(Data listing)
━━━
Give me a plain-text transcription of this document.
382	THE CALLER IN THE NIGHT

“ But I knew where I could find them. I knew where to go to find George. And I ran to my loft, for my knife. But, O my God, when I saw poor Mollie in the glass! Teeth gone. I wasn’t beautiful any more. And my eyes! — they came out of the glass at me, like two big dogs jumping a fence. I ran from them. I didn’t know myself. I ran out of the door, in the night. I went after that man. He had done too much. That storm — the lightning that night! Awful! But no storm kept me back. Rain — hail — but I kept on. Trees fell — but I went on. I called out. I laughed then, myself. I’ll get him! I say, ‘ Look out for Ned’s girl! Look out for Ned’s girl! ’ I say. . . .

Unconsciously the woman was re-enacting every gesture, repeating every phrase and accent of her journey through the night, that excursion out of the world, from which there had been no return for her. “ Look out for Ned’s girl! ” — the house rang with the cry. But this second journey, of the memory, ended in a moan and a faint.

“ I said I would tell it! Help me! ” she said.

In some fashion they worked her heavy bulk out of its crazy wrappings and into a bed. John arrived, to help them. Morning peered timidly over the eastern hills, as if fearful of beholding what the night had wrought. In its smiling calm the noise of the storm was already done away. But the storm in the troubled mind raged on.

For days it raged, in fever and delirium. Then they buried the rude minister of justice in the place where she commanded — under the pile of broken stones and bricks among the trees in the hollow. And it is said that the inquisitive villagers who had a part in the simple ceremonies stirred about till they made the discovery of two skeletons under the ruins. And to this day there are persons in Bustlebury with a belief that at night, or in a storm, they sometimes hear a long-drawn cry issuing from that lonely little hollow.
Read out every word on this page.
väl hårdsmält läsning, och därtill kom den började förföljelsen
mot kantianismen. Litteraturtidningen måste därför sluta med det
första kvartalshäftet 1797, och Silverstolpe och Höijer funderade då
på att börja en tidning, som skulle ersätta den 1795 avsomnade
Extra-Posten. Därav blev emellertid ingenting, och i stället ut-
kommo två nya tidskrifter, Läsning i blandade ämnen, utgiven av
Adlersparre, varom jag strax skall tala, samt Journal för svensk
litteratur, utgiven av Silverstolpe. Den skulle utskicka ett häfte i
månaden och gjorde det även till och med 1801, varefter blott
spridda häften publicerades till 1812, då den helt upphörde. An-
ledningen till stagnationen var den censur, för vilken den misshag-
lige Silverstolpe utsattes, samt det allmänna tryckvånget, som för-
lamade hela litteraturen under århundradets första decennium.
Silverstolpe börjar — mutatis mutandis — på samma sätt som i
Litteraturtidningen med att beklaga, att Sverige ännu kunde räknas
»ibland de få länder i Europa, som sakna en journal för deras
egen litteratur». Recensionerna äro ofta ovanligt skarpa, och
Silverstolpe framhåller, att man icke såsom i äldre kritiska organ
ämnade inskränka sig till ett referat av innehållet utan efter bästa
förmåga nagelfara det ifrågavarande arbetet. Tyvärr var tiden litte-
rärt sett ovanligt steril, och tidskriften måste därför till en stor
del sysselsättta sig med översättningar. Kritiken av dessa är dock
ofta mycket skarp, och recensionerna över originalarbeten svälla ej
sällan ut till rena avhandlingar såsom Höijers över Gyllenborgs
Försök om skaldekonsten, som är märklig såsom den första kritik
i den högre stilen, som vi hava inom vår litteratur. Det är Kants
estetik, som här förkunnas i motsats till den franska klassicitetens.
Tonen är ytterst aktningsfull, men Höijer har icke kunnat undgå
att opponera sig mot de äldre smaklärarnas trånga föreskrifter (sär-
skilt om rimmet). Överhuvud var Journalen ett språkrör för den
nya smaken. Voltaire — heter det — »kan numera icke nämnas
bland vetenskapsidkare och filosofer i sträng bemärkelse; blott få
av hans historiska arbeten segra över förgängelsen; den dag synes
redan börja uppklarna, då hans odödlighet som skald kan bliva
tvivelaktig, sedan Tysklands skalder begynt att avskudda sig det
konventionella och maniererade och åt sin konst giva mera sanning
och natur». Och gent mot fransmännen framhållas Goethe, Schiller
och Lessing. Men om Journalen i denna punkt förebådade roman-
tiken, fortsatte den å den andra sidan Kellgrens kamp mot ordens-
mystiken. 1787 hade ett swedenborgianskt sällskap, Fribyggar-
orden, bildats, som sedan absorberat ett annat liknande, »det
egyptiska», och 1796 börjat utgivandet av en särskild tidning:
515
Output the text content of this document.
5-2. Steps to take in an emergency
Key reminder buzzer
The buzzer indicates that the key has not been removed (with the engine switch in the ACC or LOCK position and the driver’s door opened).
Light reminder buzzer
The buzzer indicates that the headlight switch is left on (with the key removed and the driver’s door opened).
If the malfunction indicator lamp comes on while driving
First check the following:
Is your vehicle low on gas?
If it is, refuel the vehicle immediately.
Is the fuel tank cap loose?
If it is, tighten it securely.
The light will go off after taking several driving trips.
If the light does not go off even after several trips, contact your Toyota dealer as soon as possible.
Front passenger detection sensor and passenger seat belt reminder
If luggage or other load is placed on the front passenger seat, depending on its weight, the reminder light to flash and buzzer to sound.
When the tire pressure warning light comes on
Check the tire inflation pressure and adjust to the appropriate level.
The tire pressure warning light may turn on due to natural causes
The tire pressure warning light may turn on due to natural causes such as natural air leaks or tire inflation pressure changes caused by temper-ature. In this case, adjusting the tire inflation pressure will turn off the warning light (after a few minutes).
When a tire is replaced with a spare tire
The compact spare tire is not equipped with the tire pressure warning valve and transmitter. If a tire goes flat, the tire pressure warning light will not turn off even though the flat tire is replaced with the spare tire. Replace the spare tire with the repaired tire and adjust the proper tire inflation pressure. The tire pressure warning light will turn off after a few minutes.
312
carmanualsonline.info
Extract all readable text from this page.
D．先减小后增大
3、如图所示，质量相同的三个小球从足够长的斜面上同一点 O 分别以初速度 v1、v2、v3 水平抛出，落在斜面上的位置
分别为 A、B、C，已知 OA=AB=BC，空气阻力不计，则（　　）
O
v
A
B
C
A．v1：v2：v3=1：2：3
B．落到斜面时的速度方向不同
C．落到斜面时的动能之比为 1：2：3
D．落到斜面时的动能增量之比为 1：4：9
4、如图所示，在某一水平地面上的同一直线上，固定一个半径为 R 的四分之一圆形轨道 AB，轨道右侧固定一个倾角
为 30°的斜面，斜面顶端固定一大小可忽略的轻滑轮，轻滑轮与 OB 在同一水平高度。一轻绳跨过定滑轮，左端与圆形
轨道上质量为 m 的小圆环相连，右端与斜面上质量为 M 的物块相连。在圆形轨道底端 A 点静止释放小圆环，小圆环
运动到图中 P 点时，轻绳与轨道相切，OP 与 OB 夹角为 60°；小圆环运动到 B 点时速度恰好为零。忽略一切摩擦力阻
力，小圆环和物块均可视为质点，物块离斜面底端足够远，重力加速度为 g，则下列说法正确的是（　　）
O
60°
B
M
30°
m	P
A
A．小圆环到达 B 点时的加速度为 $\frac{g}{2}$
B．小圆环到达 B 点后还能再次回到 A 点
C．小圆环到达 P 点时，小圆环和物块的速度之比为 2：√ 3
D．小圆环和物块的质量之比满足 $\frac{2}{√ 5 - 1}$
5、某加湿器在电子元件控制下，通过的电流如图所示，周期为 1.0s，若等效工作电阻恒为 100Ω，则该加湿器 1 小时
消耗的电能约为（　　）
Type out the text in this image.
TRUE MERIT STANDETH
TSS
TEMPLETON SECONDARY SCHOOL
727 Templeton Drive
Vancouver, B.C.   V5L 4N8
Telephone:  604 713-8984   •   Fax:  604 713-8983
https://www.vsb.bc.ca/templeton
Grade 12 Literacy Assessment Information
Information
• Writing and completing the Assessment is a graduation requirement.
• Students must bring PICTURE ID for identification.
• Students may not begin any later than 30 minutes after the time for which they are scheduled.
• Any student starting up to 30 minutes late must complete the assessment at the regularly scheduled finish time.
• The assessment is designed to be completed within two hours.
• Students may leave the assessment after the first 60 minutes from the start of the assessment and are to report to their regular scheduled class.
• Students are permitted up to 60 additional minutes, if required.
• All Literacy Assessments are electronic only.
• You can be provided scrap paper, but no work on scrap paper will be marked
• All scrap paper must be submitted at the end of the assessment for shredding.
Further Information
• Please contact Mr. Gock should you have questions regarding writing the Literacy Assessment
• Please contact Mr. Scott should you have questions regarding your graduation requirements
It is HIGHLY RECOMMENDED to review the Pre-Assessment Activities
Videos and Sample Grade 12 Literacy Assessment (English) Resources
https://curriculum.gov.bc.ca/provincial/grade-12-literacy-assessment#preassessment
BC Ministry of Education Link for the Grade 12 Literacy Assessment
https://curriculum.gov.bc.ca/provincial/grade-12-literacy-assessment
━━━
List every line above that holds the word "hans".

Output below:
av hans historiska arbeten segra över förgängelsen; den dag synes
redan börja uppklarna, då hans odödlighet som skald kan bliva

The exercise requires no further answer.